Provide the records once more, identical to the original.
↓↓↓
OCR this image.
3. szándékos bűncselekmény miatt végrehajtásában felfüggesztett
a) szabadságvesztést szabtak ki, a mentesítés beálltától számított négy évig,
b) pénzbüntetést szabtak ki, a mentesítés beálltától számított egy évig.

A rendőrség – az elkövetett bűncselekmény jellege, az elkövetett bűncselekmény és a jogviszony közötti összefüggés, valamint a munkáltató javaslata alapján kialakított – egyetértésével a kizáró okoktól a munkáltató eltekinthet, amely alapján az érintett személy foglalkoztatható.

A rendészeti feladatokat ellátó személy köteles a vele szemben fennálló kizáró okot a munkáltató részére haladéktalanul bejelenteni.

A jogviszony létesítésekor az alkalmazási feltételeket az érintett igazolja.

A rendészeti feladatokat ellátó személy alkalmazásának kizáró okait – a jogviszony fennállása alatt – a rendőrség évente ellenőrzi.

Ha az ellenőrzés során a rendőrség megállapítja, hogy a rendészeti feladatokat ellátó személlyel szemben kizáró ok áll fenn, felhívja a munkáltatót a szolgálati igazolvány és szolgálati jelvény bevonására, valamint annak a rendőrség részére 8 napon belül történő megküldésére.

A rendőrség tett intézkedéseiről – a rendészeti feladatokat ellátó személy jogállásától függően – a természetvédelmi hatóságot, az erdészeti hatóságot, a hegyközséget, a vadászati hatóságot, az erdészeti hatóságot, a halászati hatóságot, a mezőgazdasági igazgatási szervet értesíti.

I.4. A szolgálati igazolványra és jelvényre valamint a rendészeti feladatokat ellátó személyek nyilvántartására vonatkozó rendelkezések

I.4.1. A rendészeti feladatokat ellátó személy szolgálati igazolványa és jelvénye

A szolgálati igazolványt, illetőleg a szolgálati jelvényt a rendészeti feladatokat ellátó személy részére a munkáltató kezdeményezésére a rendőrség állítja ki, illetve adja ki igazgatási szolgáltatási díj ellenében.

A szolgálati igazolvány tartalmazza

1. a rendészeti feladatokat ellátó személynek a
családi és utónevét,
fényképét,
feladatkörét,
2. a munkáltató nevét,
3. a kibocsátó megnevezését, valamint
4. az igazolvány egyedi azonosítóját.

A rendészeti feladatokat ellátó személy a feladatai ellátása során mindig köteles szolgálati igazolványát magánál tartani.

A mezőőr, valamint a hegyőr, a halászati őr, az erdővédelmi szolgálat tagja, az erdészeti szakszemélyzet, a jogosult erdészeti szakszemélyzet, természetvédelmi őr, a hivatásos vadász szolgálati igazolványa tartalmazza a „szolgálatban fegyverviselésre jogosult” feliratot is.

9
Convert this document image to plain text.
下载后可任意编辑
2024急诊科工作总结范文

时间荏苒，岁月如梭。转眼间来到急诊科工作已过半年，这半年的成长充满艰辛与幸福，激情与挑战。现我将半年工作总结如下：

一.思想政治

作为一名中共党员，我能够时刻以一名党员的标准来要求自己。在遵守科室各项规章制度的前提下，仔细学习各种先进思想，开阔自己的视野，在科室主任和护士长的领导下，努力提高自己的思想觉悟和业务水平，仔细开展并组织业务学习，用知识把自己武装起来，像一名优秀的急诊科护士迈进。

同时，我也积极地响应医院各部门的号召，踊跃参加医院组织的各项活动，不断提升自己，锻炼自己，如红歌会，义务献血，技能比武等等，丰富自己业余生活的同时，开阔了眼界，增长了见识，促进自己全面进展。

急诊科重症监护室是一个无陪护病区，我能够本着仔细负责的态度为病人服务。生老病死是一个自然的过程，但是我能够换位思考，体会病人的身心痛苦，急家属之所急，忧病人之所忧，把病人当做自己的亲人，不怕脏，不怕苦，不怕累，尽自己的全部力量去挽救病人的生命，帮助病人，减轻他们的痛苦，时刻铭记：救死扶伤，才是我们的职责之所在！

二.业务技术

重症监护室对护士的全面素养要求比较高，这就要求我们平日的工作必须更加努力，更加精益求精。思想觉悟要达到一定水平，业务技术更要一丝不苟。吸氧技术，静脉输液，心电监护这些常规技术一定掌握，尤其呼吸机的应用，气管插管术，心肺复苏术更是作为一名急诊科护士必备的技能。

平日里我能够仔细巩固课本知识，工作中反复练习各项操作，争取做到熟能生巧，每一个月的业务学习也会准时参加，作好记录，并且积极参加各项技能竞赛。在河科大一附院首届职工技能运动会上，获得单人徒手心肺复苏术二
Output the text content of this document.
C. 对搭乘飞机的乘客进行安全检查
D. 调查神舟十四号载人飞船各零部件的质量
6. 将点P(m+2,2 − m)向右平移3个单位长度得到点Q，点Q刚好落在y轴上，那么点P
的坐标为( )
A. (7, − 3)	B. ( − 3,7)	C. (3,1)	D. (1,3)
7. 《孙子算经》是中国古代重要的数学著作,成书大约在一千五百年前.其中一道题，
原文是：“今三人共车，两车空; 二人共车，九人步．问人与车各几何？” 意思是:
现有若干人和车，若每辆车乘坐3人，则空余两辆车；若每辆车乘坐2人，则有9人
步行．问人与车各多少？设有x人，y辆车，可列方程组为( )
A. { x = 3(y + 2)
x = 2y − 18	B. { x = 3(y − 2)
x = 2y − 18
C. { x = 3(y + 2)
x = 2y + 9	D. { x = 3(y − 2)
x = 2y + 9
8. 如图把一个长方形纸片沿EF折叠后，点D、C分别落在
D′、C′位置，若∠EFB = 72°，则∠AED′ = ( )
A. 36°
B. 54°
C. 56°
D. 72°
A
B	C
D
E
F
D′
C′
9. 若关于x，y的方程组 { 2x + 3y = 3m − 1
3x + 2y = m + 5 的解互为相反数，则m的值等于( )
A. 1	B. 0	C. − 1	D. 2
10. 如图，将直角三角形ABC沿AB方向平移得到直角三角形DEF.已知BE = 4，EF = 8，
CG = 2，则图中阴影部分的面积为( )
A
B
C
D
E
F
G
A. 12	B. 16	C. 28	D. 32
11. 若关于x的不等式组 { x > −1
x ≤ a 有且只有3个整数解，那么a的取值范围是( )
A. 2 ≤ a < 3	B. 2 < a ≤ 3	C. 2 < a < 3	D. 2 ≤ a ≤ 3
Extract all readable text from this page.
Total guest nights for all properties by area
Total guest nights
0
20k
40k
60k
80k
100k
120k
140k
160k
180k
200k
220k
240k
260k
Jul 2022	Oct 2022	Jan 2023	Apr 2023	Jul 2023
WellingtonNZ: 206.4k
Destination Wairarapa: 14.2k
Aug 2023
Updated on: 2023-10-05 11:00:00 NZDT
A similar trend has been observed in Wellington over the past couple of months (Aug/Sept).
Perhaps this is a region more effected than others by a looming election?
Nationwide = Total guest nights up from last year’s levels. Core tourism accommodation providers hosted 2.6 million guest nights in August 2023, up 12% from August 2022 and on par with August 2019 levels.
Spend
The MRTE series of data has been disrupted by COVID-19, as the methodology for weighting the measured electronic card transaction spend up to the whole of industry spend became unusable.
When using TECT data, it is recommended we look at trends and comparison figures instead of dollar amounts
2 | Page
↑↑↑
Output:
OCR this image.
3. szándékos bűncselekmény miatt végrehajtásában felfüggesztett
a) szabadságvesztést szabtak ki, a mentesítés beálltától számított négy évig,
b) pénzbüntetést szabtak ki, a mentesítés beálltától számított egy évig.

A rendőrség – az elkövetett bűncselekmény jellege, az elkövetett bűncselekmény és a jogviszony közötti összefüggés, valamint a munkáltató javaslata alapján kialakított – egyetértésével a kizáró okoktól a munkáltató eltekinthet, amely alapján az érintett személy foglalkoztatható.

A rendészeti feladatokat ellátó személy köteles a vele szemben fennálló kizáró okot a munkáltató részére haladéktalanul bejelenteni.

A jogviszony létesítésekor az alkalmazási feltételeket az érintett igazolja.

A rendészeti feladatokat ellátó személy alkalmazásának kizáró okait – a jogviszony fennállása alatt – a rendőrség évente ellenőrzi.

Ha az ellenőrzés során a rendőrség megállapítja, hogy a rendészeti feladatokat ellátó személlyel szemben kizáró ok áll fenn, felhívja a munkáltatót a szolgálati igazolvány és szolgálati jelvény bevonására, valamint annak a rendőrség részére 8 napon belül történő megküldésére.

A rendőrség tett intézkedéseiről – a rendészeti feladatokat ellátó személy jogállásától függően – a természetvédelmi hatóságot, az erdészeti hatóságot, a hegyközséget, a vadászati hatóságot, az erdészeti hatóságot, a halászati hatóságot, a mezőgazdasági igazgatási szervet értesíti.

I.4. A szolgálati igazolványra és jelvényre valamint a rendészeti feladatokat ellátó személyek nyilvántartására vonatkozó rendelkezések

I.4.1. A rendészeti feladatokat ellátó személy szolgálati igazolványa és jelvénye

A szolgálati igazolványt, illetőleg a szolgálati jelvényt a rendészeti feladatokat ellátó személy részére a munkáltató kezdeményezésére a rendőrség állítja ki, illetve adja ki igazgatási szolgáltatási díj ellenében.

A szolgálati igazolvány tartalmazza

1. a rendészeti feladatokat ellátó személynek a
családi és utónevét,
fényképét,
feladatkörét,
2. a munkáltató nevét,
3. a kibocsátó megnevezését, valamint
4. az igazolvány egyedi azonosítóját.

A rendészeti feladatokat ellátó személy a feladatai ellátása során mindig köteles szolgálati igazolványát magánál tartani.

A mezőőr, valamint a hegyőr, a halászati őr, az erdővédelmi szolgálat tagja, az erdészeti szakszemélyzet, a jogosult erdészeti szakszemélyzet, természetvédelmi őr, a hivatásos vadász szolgálati igazolványa tartalmazza a „szolgálatban fegyverviselésre jogosult” feliratot is.

9
Convert this document image to plain text.
下载后可任意编辑
2024急诊科工作总结范文

时间荏苒，岁月如梭。转眼间来到急诊科工作已过半年，这半年的成长充满艰辛与幸福，激情与挑战。现我将半年工作总结如下：

一.思想政治

作为一名中共党员，我能够时刻以一名党员的标准来要求自己。在遵守科室各项规章制度的前提下，仔细学习各种先进思想，开阔自己的视野，在科室主任和护士长的领导下，努力提高自己的思想觉悟和业务水平，仔细开展并组织业务学习，用知识把自己武装起来，像一名优秀的急诊科护士迈进。

同时，我也积极地响应医院各部门的号召，踊跃参加医院组织的各项活动，不断提升自己，锻炼自己，如红歌会，义务献血，技能比武等等，丰富自己业余生活的同时，开阔了眼界，增长了见识，促进自己全面进展。

急诊科重症监护室是一个无陪护病区，我能够本着仔细负责的态度为病人服务。生老病死是一个自然的过程，但是我能够换位思考，体会病人的身心痛苦，急家属之所急，忧病人之所忧，把病人当做自己的亲人，不怕脏，不怕苦，不怕累，尽自己的全部力量去挽救病人的生命，帮助病人，减轻他们的痛苦，时刻铭记：救死扶伤，才是我们的职责之所在！

二.业务技术

重症监护室对护士的全面素养要求比较高，这就要求我们平日的工作必须更加努力，更加精益求精。思想觉悟要达到一定水平，业务技术更要一丝不苟。吸氧技术，静脉输液，心电监护这些常规技术一定掌握，尤其呼吸机的应用，气管插管术，心肺复苏术更是作为一名急诊科护士必备的技能。

平日里我能够仔细巩固课本知识，工作中反复练习各项操作，争取做到熟能生巧，每一个月的业务学习也会准时参加，作好记录，并且积极参加各项技能竞赛。在河科大一附院首届职工技能运动会上，获得单人徒手心肺复苏术二
Output the text content of this document.
C. 对搭乘飞机的乘客进行安全检查
D. 调查神舟十四号载人飞船各零部件的质量
6. 将点P(m+2,2 − m)向右平移3个单位长度得到点Q，点Q刚好落在y轴上，那么点P
的坐标为( )
A. (7, − 3)	B. ( − 3,7)	C. (3,1)	D. (1,3)
7. 《孙子算经》是中国古代重要的数学著作,成书大约在一千五百年前.其中一道题，
原文是：“今三人共车，两车空; 二人共车，九人步．问人与车各几何？” 意思是:
现有若干人和车，若每辆车乘坐3人，则空余两辆车；若每辆车乘坐2人，则有9人
步行．问人与车各多少？设有x人，y辆车，可列方程组为( )
A. { x = 3(y + 2)
x = 2y − 18	B. { x = 3(y − 2)
x = 2y − 18
C. { x = 3(y + 2)
x = 2y + 9	D. { x = 3(y − 2)
x = 2y + 9
8. 如图把一个长方形纸片沿EF折叠后，点D、C分别落在
D′、C′位置，若∠EFB = 72°，则∠AED′ = ( )
A. 36°
B. 54°
C. 56°
D. 72°
A
B	C
D
E
F
D′
C′
9. 若关于x，y的方程组 { 2x + 3y = 3m − 1
3x + 2y = m + 5 的解互为相反数，则m的值等于( )
A. 1	B. 0	C. − 1	D. 2
10. 如图，将直角三角形ABC沿AB方向平移得到直角三角形DEF.已知BE = 4，EF = 8，
CG = 2，则图中阴影部分的面积为( )
A
B
C
D
E
F
G
A. 12	B. 16	C. 28	D. 32
11. 若关于x的不等式组 { x > −1
x ≤ a 有且只有3个整数解，那么a的取值范围是( )
A. 2 ≤ a < 3	B. 2 < a ≤ 3	C. 2 < a < 3	D. 2 ≤ a ≤ 3
Extract all readable text from this page.
Total guest nights for all properties by area
Total guest nights
0
20k
40k
60k
80k
100k
120k
140k
160k
180k
200k
220k
240k
260k
Jul 2022	Oct 2022	Jan 2023	Apr 2023	Jul 2023
WellingtonNZ: 206.4k
Destination Wairarapa: 14.2k
Aug 2023
Updated on: 2023-10-05 11:00:00 NZDT
A similar trend has been observed in Wellington over the past couple of months (Aug/Sept).
Perhaps this is a region more effected than others by a looming election?
Nationwide = Total guest nights up from last year’s levels. Core tourism accommodation providers hosted 2.6 million guest nights in August 2023, up 12% from August 2022 and on par with August 2019 levels.
Spend
The MRTE series of data has been disrupted by COVID-19, as the methodology for weighting the measured electronic card transaction spend up to the whole of industry spend became unusable.
When using TECT data, it is recommended we look at trends and comparison figures instead of dollar amounts
2 | Page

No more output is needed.